## STATED GOAL
Copy out the lines that have "name" in them.

## MATERIAL FOR THIS TASK
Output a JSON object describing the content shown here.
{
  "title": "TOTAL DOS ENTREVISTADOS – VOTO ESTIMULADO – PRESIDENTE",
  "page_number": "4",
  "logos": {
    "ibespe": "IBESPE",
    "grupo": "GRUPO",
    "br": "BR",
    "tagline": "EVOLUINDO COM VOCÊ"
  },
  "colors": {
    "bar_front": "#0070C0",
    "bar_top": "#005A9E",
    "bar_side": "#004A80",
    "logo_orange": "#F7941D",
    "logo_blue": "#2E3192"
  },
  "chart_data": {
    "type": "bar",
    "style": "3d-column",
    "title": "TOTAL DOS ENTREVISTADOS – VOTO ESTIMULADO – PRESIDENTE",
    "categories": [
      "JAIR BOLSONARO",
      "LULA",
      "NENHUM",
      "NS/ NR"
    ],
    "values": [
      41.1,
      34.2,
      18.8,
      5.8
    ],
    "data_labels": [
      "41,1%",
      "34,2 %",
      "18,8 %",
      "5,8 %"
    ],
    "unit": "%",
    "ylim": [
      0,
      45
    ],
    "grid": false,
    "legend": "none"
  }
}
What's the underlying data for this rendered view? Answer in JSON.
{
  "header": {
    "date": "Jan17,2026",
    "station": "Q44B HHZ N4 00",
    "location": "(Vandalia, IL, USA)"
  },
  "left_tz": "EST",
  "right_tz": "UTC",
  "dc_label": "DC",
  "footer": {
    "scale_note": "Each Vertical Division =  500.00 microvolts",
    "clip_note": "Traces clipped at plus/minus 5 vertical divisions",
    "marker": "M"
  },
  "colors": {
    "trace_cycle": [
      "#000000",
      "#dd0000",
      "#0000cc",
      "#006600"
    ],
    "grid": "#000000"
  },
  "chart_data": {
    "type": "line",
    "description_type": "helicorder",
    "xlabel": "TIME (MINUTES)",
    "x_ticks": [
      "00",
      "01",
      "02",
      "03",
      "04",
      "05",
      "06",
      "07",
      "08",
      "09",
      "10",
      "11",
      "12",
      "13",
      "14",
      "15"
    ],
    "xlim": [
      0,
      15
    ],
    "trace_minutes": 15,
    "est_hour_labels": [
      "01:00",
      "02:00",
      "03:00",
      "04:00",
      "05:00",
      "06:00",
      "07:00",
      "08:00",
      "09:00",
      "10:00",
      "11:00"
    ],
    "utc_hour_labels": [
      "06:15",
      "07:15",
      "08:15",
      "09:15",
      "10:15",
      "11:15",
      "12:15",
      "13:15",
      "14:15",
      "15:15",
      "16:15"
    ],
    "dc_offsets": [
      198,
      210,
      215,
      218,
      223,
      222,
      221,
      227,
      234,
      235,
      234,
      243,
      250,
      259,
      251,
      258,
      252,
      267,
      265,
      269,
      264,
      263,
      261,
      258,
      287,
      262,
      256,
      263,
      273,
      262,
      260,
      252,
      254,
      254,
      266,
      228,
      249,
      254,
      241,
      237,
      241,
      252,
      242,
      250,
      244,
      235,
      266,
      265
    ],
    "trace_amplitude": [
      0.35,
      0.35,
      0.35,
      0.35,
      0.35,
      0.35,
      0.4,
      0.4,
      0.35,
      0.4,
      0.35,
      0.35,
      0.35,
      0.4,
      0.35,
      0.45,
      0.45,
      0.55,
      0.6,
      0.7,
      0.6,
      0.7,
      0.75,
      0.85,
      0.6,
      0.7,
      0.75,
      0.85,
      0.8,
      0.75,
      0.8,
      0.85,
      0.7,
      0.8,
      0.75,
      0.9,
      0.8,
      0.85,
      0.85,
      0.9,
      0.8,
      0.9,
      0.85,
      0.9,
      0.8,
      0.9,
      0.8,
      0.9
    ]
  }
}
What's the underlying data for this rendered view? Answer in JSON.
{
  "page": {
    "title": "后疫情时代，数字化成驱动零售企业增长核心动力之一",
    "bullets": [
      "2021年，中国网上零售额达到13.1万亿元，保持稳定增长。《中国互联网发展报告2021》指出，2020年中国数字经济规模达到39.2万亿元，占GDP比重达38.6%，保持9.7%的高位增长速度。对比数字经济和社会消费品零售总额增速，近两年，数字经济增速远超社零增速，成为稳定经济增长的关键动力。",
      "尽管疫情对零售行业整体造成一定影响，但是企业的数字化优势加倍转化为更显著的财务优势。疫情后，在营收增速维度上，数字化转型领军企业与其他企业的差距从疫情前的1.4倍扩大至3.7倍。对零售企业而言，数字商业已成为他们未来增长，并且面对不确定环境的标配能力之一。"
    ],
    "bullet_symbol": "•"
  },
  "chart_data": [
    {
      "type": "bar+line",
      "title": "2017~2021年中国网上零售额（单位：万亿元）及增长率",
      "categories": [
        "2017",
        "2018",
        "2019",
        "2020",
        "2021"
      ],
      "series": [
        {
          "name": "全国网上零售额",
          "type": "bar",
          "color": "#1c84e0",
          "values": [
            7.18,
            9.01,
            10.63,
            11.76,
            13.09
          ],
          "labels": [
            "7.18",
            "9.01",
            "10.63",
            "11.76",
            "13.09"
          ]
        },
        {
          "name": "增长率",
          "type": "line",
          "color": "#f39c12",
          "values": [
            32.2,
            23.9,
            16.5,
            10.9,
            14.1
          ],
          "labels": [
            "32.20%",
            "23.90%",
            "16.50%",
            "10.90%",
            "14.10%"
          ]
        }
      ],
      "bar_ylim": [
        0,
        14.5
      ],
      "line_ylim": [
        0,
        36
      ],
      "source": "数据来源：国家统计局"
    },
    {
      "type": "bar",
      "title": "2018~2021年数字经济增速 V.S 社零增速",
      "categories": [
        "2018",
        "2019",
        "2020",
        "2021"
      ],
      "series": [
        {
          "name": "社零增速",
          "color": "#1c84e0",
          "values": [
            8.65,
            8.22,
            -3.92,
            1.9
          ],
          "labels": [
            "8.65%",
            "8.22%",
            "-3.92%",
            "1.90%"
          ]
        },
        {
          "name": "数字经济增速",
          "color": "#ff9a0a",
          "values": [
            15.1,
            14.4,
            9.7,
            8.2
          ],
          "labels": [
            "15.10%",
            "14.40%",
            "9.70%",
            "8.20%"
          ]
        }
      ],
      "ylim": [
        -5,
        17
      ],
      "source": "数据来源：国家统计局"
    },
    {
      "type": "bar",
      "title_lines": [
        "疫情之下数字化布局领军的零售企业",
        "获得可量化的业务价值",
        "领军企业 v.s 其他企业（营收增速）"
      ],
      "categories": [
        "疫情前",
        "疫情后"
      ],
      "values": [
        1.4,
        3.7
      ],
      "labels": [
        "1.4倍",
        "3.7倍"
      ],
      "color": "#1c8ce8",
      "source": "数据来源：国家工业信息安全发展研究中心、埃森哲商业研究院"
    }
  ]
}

## THE RESULT
          "name": "全国网上零售额",
          "name": "增长率",
          "name": "社零增速",
          "name": "数字经济增速",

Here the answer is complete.